Work instruction » Could you give the data below again exactly, apart from the pictures?

Data tied to figure images »
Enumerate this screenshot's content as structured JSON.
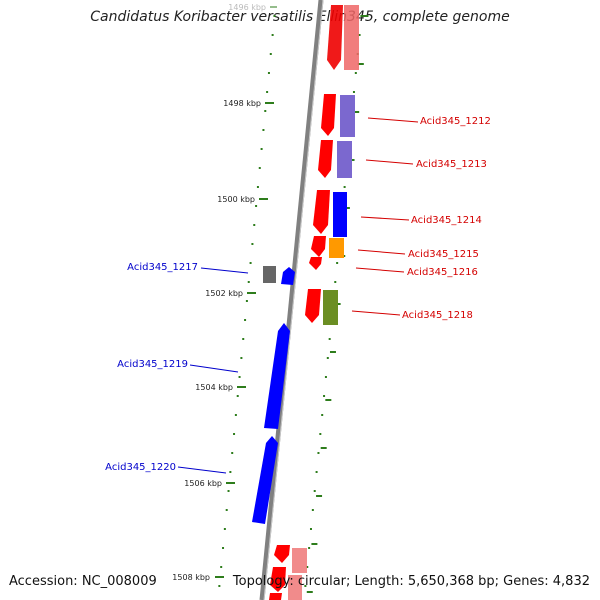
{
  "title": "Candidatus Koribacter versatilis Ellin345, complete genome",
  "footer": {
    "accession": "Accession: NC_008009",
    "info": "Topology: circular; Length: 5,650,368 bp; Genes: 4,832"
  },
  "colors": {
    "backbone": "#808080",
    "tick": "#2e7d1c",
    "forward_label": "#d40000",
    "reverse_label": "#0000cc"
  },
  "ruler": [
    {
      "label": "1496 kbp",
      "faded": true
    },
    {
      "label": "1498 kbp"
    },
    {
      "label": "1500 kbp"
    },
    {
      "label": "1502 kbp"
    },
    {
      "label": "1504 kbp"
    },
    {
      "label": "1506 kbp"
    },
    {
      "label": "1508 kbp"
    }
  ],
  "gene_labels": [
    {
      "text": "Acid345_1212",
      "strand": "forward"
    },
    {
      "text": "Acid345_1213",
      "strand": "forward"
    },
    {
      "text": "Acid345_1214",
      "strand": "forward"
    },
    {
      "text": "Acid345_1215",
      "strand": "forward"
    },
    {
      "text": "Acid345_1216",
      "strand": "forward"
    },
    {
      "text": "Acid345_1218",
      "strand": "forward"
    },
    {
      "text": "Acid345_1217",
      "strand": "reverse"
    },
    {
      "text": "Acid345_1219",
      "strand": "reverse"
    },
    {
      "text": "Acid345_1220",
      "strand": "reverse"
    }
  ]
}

Answer for the task »
Enumerate this screenshot's content as structured JSON.
{
  "title": "Candidatus Koribacter versatilis Ellin345, complete genome",
  "footer": {
    "accession": "Accession: NC_008009",
    "info": "Topology: circular; Length: 5,650,368 bp; Genes: 4,832"
  },
  "colors": {
    "backbone": "#808080",
    "tick": "#2e7d1c",
    "forward_label": "#d40000",
    "reverse_label": "#0000cc"
  },
  "ruler": [
    {
      "label": "1496 kbp",
      "faded": true
    },
    {
      "label": "1498 kbp"
    },
    {
      "label": "1500 kbp"
    },
    {
      "label": "1502 kbp"
    },
    {
      "label": "1504 kbp"
    },
    {
      "label": "1506 kbp"
    },
    {
      "label": "1508 kbp"
    }
  ],
  "gene_labels": [
    {
      "text": "Acid345_1212",
      "strand": "forward"
    },
    {
      "text": "Acid345_1213",
      "strand": "forward"
    },
    {
      "text": "Acid345_1214",
      "strand": "forward"
    },
    {
      "text": "Acid345_1215",
      "strand": "forward"
    },
    {
      "text": "Acid345_1216",
      "strand": "forward"
    },
    {
      "text": "Acid345_1218",
      "strand": "forward"
    },
    {
      "text": "Acid345_1217",
      "strand": "reverse"
    },
    {
      "text": "Acid345_1219",
      "strand": "reverse"
    },
    {
      "text": "Acid345_1220",
      "strand": "reverse"
    }
  ]
}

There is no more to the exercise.